▶ **PROBLEM STATEMENT**
Determine how many lines of the material hold the string "城邦之间相对独立" and reply with only that number.
........
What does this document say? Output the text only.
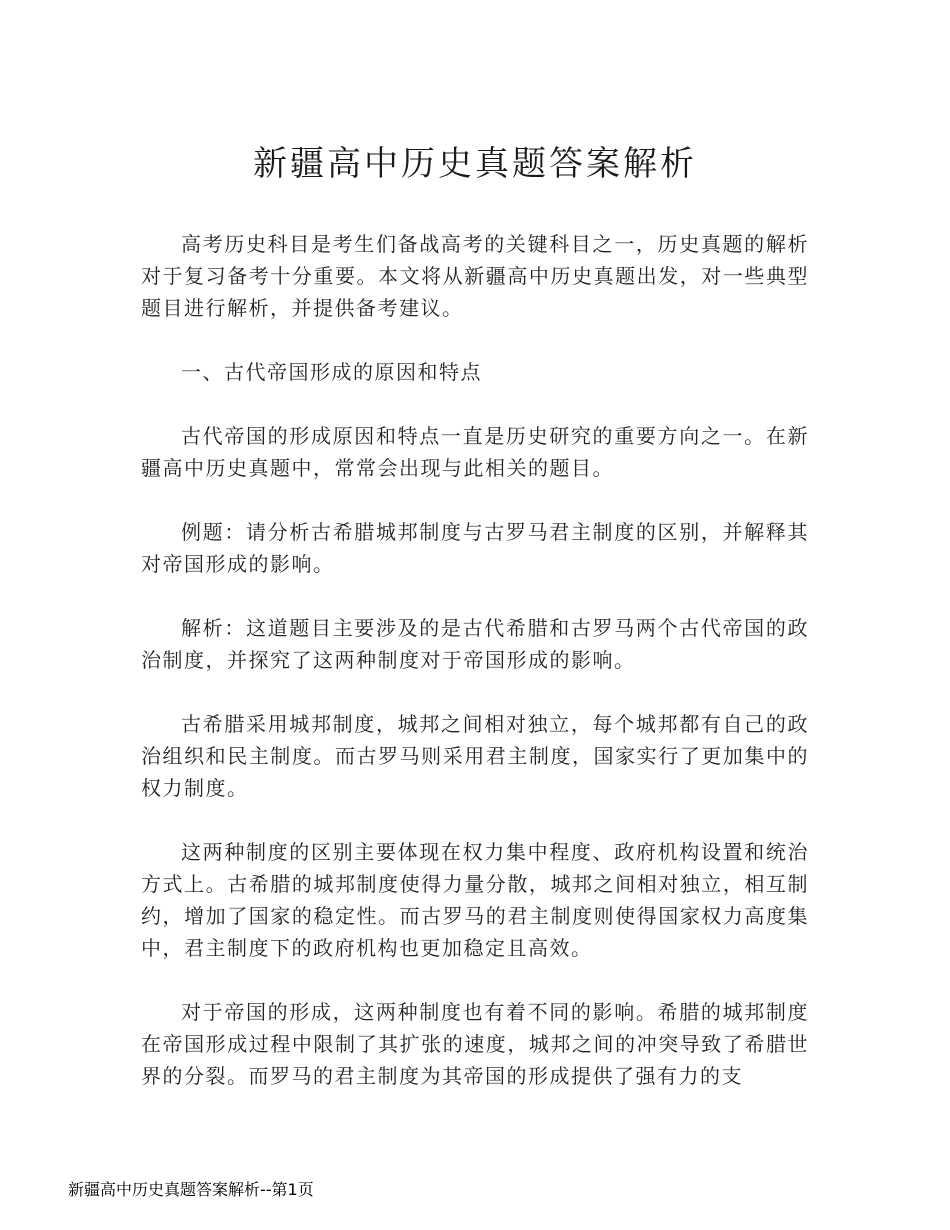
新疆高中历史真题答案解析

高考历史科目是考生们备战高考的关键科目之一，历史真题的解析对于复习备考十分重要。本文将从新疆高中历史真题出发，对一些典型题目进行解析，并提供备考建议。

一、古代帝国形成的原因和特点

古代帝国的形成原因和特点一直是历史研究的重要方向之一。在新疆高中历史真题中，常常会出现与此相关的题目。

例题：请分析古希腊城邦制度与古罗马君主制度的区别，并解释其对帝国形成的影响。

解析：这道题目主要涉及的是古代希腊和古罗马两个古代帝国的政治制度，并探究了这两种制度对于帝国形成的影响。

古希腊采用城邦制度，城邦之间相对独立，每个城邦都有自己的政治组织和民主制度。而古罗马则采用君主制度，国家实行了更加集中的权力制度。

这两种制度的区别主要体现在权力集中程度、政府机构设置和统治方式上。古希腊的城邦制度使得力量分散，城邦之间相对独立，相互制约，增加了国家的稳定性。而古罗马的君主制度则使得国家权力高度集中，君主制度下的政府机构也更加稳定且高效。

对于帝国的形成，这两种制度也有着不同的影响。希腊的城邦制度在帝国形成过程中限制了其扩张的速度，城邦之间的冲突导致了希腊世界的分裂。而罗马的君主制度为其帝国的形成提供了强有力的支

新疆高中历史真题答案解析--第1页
........
▶ **RESPONSE TO THIS EXERCISE**
2